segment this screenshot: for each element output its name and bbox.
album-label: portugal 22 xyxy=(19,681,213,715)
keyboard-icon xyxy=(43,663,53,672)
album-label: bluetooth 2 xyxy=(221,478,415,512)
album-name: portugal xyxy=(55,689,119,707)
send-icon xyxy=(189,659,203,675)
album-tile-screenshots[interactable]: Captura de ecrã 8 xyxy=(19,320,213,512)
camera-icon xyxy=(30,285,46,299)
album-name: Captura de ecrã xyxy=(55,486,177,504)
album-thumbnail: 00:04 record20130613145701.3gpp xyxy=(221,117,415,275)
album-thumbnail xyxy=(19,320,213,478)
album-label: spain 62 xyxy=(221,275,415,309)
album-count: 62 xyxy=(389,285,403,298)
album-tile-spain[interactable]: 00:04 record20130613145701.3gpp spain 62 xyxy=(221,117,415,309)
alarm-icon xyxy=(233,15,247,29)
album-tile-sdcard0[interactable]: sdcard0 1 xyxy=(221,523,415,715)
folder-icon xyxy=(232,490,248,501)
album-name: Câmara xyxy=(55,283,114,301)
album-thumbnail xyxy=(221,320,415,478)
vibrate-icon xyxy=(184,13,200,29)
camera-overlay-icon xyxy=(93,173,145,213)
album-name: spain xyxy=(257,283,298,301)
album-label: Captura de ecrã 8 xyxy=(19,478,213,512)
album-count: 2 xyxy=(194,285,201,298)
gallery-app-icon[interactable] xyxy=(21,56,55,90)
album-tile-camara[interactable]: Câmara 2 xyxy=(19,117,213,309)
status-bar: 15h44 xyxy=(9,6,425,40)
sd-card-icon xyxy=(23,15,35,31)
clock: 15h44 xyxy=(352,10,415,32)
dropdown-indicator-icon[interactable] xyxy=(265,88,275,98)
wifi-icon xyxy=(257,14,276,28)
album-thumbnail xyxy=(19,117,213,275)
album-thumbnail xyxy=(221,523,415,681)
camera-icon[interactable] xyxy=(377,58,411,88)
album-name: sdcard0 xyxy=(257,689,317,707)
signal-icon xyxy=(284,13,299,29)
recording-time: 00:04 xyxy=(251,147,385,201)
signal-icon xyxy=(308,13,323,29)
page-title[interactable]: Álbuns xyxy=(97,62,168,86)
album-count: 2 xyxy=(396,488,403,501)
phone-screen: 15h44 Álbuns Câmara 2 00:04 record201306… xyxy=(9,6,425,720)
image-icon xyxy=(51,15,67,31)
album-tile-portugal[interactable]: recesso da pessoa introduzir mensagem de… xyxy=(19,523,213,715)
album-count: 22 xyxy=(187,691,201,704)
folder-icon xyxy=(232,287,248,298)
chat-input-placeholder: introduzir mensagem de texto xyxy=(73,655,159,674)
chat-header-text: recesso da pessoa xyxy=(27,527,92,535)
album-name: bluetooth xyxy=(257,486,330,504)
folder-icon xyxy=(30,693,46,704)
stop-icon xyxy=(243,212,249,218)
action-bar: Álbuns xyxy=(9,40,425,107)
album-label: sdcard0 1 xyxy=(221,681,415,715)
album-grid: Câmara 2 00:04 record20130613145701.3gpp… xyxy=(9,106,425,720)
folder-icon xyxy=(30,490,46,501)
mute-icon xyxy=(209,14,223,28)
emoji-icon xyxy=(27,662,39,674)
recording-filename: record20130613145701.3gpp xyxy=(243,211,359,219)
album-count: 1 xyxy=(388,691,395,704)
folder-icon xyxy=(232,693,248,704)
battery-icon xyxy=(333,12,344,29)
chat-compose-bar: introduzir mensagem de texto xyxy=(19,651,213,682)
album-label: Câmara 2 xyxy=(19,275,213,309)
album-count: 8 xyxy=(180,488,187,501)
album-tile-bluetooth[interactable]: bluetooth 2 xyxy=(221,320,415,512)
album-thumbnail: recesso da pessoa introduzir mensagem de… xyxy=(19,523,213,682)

PROBLEM TO WORK ON
Switch every "album-count" in the rows above to "item-count", and write out all the rows again with nothing else changed.

COMPLETED TASK
segment this screenshot: for each element output its name and bbox.
album-label: portugal 22 xyxy=(19,681,213,715)
keyboard-icon xyxy=(43,663,53,672)
album-label: bluetooth 2 xyxy=(221,478,415,512)
album-name: portugal xyxy=(55,689,119,707)
send-icon xyxy=(189,659,203,675)
album-tile-screenshots[interactable]: Captura de ecrã 8 xyxy=(19,320,213,512)
camera-icon xyxy=(30,285,46,299)
album-name: Captura de ecrã xyxy=(55,486,177,504)
album-thumbnail: 00:04 record20130613145701.3gpp xyxy=(221,117,415,275)
album-thumbnail xyxy=(19,320,213,478)
album-label: spain 62 xyxy=(221,275,415,309)
item-count: 62 xyxy=(389,285,403,298)
album-tile-spain[interactable]: 00:04 record20130613145701.3gpp spain 62 xyxy=(221,117,415,309)
alarm-icon xyxy=(233,15,247,29)
album-tile-sdcard0[interactable]: sdcard0 1 xyxy=(221,523,415,715)
folder-icon xyxy=(232,490,248,501)
album-name: Câmara xyxy=(55,283,114,301)
album-thumbnail xyxy=(221,320,415,478)
vibrate-icon xyxy=(184,13,200,29)
camera-overlay-icon xyxy=(93,173,145,213)
album-name: spain xyxy=(257,283,298,301)
album-label: Captura de ecrã 8 xyxy=(19,478,213,512)
item-count: 2 xyxy=(194,285,201,298)
gallery-app-icon[interactable] xyxy=(21,56,55,90)
album-tile-camara[interactable]: Câmara 2 xyxy=(19,117,213,309)
status-bar: 15h44 xyxy=(9,6,425,40)
sd-card-icon xyxy=(23,15,35,31)
clock: 15h44 xyxy=(352,10,415,32)
dropdown-indicator-icon[interactable] xyxy=(265,88,275,98)
wifi-icon xyxy=(257,14,276,28)
album-thumbnail xyxy=(19,117,213,275)
album-thumbnail xyxy=(221,523,415,681)
camera-icon[interactable] xyxy=(377,58,411,88)
album-name: sdcard0 xyxy=(257,689,317,707)
signal-icon xyxy=(284,13,299,29)
recording-time: 00:04 xyxy=(251,147,385,201)
signal-icon xyxy=(308,13,323,29)
page-title[interactable]: Álbuns xyxy=(97,62,168,86)
item-count: 2 xyxy=(396,488,403,501)
phone-screen: 15h44 Álbuns Câmara 2 00:04 record201306… xyxy=(9,6,425,720)
image-icon xyxy=(51,15,67,31)
album-tile-portugal[interactable]: recesso da pessoa introduzir mensagem de… xyxy=(19,523,213,715)
item-count: 22 xyxy=(187,691,201,704)
folder-icon xyxy=(232,287,248,298)
chat-input-placeholder: introduzir mensagem de texto xyxy=(73,655,159,674)
chat-header-text: recesso da pessoa xyxy=(27,527,92,535)
album-name: bluetooth xyxy=(257,486,330,504)
folder-icon xyxy=(30,693,46,704)
stop-icon xyxy=(243,212,249,218)
action-bar: Álbuns xyxy=(9,40,425,107)
album-label: sdcard0 1 xyxy=(221,681,415,715)
album-grid: Câmara 2 00:04 record20130613145701.3gpp… xyxy=(9,106,425,720)
folder-icon xyxy=(30,490,46,501)
mute-icon xyxy=(209,14,223,28)
emoji-icon xyxy=(27,662,39,674)
recording-filename: record20130613145701.3gpp xyxy=(243,211,359,219)
item-count: 1 xyxy=(388,691,395,704)
folder-icon xyxy=(232,693,248,704)
battery-icon xyxy=(333,12,344,29)
chat-compose-bar: introduzir mensagem de texto xyxy=(19,651,213,682)
album-label: Câmara 2 xyxy=(19,275,213,309)
item-count: 8 xyxy=(180,488,187,501)
album-tile-bluetooth[interactable]: bluetooth 2 xyxy=(221,320,415,512)
album-thumbnail: recesso da pessoa introduzir mensagem de… xyxy=(19,523,213,682)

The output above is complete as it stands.